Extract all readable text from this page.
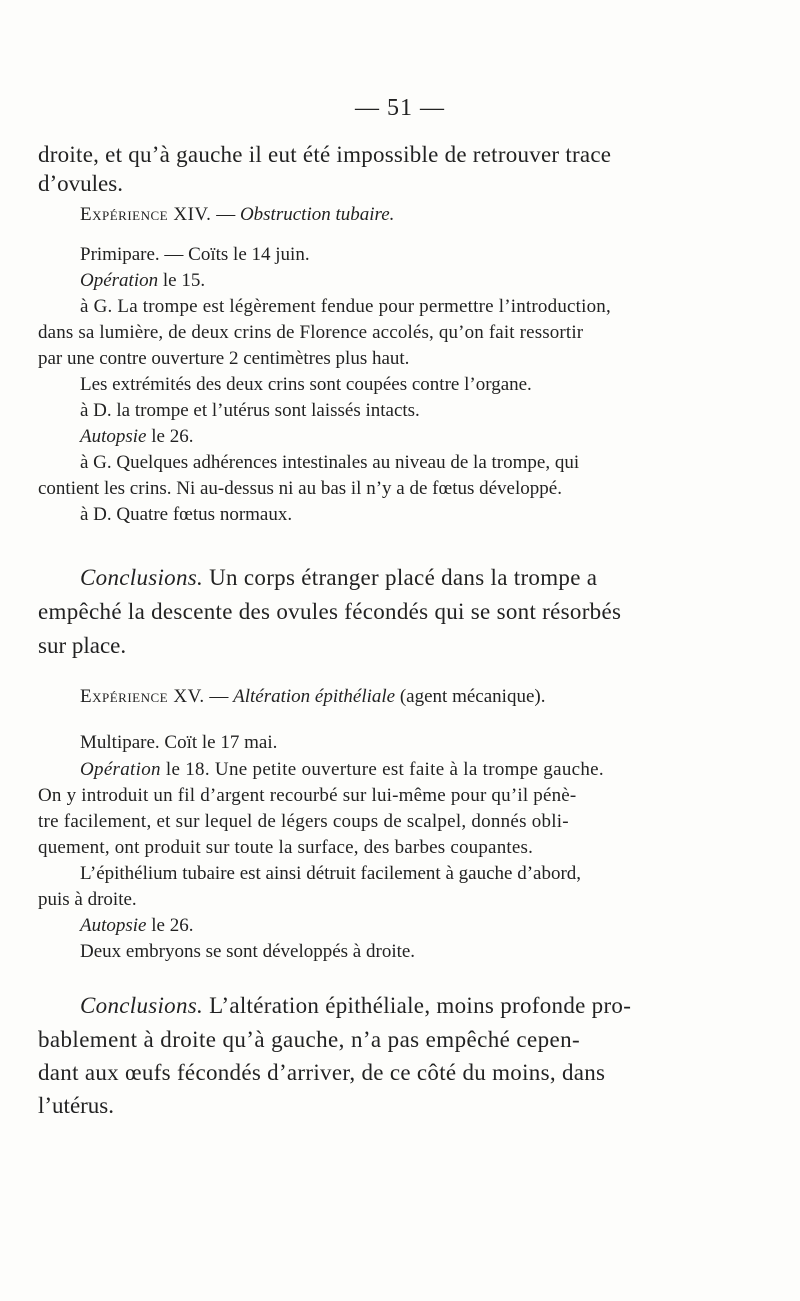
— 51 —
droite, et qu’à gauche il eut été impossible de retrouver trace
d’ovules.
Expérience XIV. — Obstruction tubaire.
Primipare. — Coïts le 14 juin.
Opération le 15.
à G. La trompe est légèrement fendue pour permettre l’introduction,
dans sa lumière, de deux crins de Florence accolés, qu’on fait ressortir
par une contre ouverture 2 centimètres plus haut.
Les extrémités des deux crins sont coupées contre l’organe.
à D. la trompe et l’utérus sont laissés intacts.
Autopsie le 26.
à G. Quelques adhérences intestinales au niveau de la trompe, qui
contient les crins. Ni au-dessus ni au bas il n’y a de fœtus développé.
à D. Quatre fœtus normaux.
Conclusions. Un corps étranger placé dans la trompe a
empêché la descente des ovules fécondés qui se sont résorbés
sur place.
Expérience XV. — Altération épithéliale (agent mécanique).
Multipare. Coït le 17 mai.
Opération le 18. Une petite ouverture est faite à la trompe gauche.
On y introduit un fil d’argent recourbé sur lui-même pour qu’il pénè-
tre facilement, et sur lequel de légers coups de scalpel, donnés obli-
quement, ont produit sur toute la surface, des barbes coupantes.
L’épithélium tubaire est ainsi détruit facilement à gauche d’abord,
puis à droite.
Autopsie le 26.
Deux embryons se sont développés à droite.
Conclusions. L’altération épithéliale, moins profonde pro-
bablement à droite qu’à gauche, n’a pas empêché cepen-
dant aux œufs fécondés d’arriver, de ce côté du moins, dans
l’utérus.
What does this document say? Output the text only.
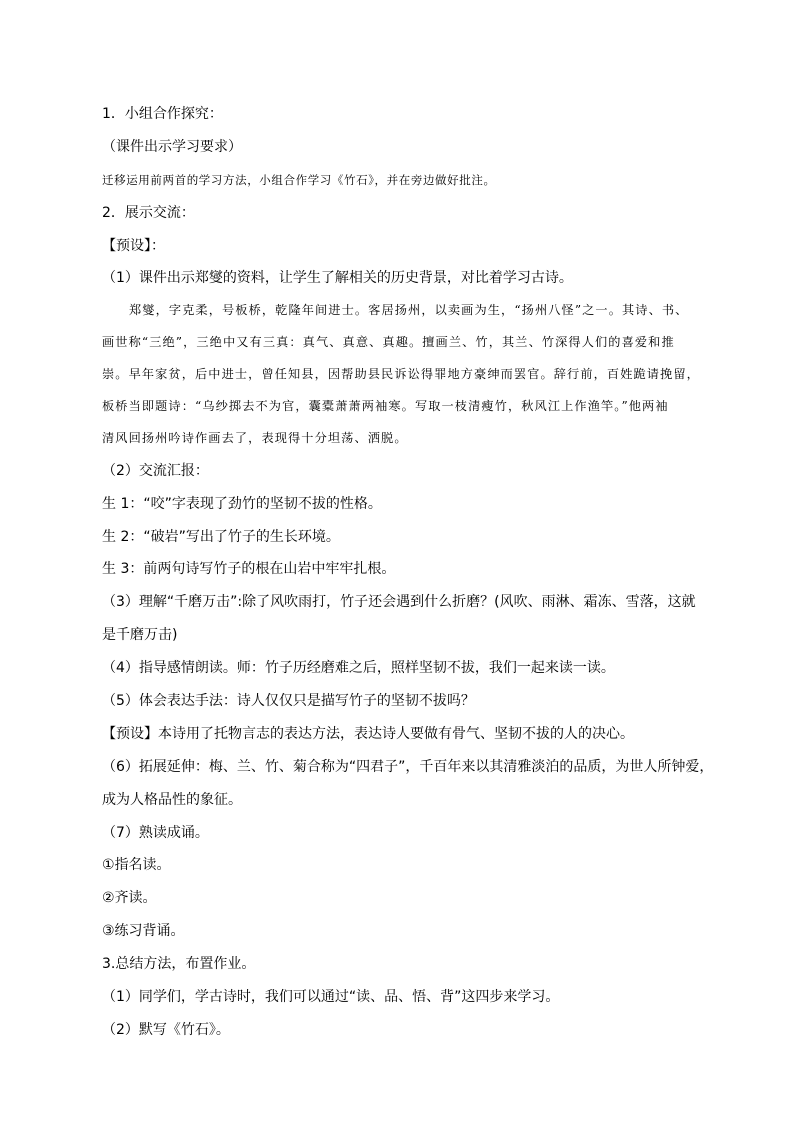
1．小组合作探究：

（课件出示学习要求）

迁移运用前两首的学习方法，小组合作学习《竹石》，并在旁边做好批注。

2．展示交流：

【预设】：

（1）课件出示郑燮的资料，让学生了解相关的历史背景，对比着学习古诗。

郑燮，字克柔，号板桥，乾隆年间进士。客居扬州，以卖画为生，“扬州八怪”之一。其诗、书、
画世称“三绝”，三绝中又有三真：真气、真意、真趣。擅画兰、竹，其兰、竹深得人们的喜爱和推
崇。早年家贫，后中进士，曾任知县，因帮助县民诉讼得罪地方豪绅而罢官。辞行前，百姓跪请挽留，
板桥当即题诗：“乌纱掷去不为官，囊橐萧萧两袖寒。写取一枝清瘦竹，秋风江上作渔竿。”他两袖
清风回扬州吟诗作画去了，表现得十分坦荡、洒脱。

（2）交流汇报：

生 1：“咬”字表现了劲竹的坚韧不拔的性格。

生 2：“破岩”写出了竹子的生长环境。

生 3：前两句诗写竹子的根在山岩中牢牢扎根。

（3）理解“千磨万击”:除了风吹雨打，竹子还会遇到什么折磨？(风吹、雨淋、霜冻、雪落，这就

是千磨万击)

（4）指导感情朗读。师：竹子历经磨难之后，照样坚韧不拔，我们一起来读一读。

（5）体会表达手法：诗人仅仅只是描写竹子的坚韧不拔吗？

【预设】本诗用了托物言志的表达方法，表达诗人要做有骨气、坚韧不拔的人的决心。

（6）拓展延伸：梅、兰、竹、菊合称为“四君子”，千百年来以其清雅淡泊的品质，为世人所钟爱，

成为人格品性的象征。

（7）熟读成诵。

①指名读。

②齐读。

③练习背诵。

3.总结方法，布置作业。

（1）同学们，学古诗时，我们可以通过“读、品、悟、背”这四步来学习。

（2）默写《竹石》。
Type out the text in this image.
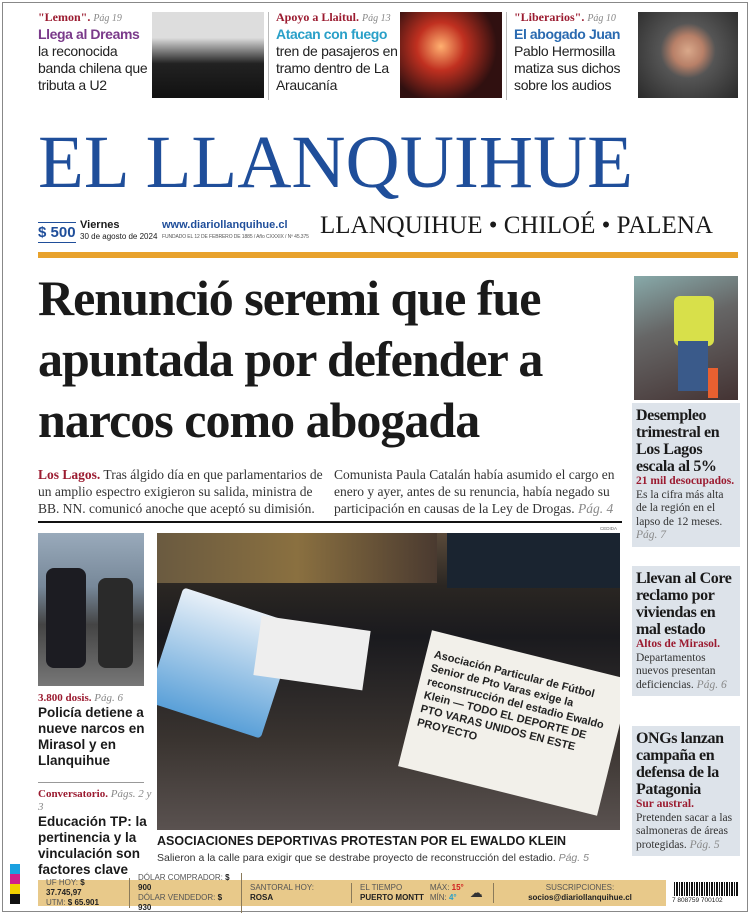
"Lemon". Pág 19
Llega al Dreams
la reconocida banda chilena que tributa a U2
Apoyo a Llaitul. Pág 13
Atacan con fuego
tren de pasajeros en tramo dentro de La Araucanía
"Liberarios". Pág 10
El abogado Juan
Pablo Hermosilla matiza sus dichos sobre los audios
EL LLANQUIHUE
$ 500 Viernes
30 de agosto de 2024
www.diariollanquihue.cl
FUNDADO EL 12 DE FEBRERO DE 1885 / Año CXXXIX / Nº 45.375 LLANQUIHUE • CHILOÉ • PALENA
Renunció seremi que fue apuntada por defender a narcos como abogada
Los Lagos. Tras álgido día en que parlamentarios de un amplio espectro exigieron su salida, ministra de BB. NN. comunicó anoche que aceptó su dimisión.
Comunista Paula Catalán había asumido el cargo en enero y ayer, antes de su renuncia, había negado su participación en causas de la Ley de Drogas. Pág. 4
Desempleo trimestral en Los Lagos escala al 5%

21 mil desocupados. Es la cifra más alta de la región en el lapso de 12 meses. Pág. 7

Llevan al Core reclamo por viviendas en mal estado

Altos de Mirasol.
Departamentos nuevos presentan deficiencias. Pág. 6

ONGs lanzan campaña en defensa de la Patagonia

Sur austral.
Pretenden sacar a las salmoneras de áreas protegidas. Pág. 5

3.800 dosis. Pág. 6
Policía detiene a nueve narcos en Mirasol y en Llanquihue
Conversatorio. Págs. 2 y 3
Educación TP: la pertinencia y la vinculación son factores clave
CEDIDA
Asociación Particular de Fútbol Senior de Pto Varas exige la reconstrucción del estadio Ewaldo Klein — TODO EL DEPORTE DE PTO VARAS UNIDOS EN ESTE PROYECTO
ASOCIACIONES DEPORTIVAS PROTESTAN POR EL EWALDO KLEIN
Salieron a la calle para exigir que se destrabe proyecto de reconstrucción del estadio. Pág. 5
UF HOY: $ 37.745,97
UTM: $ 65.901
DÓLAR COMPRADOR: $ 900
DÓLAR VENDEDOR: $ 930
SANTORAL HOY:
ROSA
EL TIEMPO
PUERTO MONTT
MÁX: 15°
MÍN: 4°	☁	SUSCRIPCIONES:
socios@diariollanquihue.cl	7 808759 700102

◇ ◇ ◇ ◇ ◇ ◇ ◇

Directions>
Copy the material exactly. Do not include the pictures.

Exercise result>
Extract all readable text from this page.
— 51 —
droite, et qu’à gauche il eut été impossible de retrouver trace
d’ovules.
Expérience XIV. — Obstruction tubaire.
Primipare. — Coïts le 14 juin.
Opération le 15.
à G. La trompe est légèrement fendue pour permettre l’introduction,
dans sa lumière, de deux crins de Florence accolés, qu’on fait ressortir
par une contre ouverture 2 centimètres plus haut.
Les extrémités des deux crins sont coupées contre l’organe.
à D. la trompe et l’utérus sont laissés intacts.
Autopsie le 26.
à G. Quelques adhérences intestinales au niveau de la trompe, qui
contient les crins. Ni au-dessus ni au bas il n’y a de fœtus développé.
à D. Quatre fœtus normaux.
Conclusions. Un corps étranger placé dans la trompe a
empêché la descente des ovules fécondés qui se sont résorbés
sur place.
Expérience XV. — Altération épithéliale (agent mécanique).
Multipare. Coït le 17 mai.
Opération le 18. Une petite ouverture est faite à la trompe gauche.
On y introduit un fil d’argent recourbé sur lui-même pour qu’il pénè-
tre facilement, et sur lequel de légers coups de scalpel, donnés obli-
quement, ont produit sur toute la surface, des barbes coupantes.
L’épithélium tubaire est ainsi détruit facilement à gauche d’abord,
puis à droite.
Autopsie le 26.
Deux embryons se sont développés à droite.
Conclusions. L’altération épithéliale, moins profonde pro-
bablement à droite qu’à gauche, n’a pas empêché cepen-
dant aux œufs fécondés d’arriver, de ce côté du moins, dans
l’utérus.
What does this document say? Output the text only.
1．小组合作探究：

（课件出示学习要求）

迁移运用前两首的学习方法，小组合作学习《竹石》，并在旁边做好批注。

2．展示交流：

【预设】：

（1）课件出示郑燮的资料，让学生了解相关的历史背景，对比着学习古诗。

郑燮，字克柔，号板桥，乾隆年间进士。客居扬州，以卖画为生，“扬州八怪”之一。其诗、书、
画世称“三绝”，三绝中又有三真：真气、真意、真趣。擅画兰、竹，其兰、竹深得人们的喜爱和推
崇。早年家贫，后中进士，曾任知县，因帮助县民诉讼得罪地方豪绅而罢官。辞行前，百姓跪请挽留，
板桥当即题诗：“乌纱掷去不为官，囊橐萧萧两袖寒。写取一枝清瘦竹，秋风江上作渔竿。”他两袖
清风回扬州吟诗作画去了，表现得十分坦荡、洒脱。

（2）交流汇报：

生 1：“咬”字表现了劲竹的坚韧不拔的性格。

生 2：“破岩”写出了竹子的生长环境。

生 3：前两句诗写竹子的根在山岩中牢牢扎根。

（3）理解“千磨万击”:除了风吹雨打，竹子还会遇到什么折磨？(风吹、雨淋、霜冻、雪落，这就

是千磨万击)

（4）指导感情朗读。师：竹子历经磨难之后，照样坚韧不拔，我们一起来读一读。

（5）体会表达手法：诗人仅仅只是描写竹子的坚韧不拔吗？

【预设】本诗用了托物言志的表达方法，表达诗人要做有骨气、坚韧不拔的人的决心。

（6）拓展延伸：梅、兰、竹、菊合称为“四君子”，千百年来以其清雅淡泊的品质，为世人所钟爱，

成为人格品性的象征。

（7）熟读成诵。

①指名读。

②齐读。

③练习背诵。

3.总结方法，布置作业。

（1）同学们，学古诗时，我们可以通过“读、品、悟、背”这四步来学习。

（2）默写《竹石》。
Type out the text in this image.
"Lemon". Pág 19
Llega al Dreams
la reconocida banda chilena que tributa a U2
Apoyo a Llaitul. Pág 13
Atacan con fuego
tren de pasajeros en tramo dentro de La Araucanía
"Liberarios". Pág 10
El abogado Juan
Pablo Hermosilla matiza sus dichos sobre los audios
EL LLANQUIHUE
$ 500 Viernes
30 de agosto de 2024
www.diariollanquihue.cl
FUNDADO EL 12 DE FEBRERO DE 1885 / Año CXXXIX / Nº 45.375 LLANQUIHUE • CHILOÉ • PALENA
Renunció seremi que fue apuntada por defender a narcos como abogada
Los Lagos. Tras álgido día en que parlamentarios de un amplio espectro exigieron su salida, ministra de BB. NN. comunicó anoche que aceptó su dimisión.
Comunista Paula Catalán había asumido el cargo en enero y ayer, antes de su renuncia, había negado su participación en causas de la Ley de Drogas. Pág. 4
Desempleo trimestral en Los Lagos escala al 5%

21 mil desocupados. Es la cifra más alta de la región en el lapso de 12 meses. Pág. 7

Llevan al Core reclamo por viviendas en mal estado

Altos de Mirasol.
Departamentos nuevos presentan deficiencias. Pág. 6

ONGs lanzan campaña en defensa de la Patagonia

Sur austral.
Pretenden sacar a las salmoneras de áreas protegidas. Pág. 5

3.800 dosis. Pág. 6
Policía detiene a nueve narcos en Mirasol y en Llanquihue
Conversatorio. Págs. 2 y 3
Educación TP: la pertinencia y la vinculación son factores clave
CEDIDA
Asociación Particular de Fútbol Senior de Pto Varas exige la reconstrucción del estadio Ewaldo Klein — TODO EL DEPORTE DE PTO VARAS UNIDOS EN ESTE PROYECTO
ASOCIACIONES DEPORTIVAS PROTESTAN POR EL EWALDO KLEIN
Salieron a la calle para exigir que se destrabe proyecto de reconstrucción del estadio. Pág. 5
UF HOY: $ 37.745,97
UTM: $ 65.901
DÓLAR COMPRADOR: $ 900
DÓLAR VENDEDOR: $ 930
SANTORAL HOY:
ROSA
EL TIEMPO
PUERTO MONTT
MÁX: 15°
MÍN: 4°	☁	SUSCRIPCIONES:
socios@diariollanquihue.cl	7 808759 700102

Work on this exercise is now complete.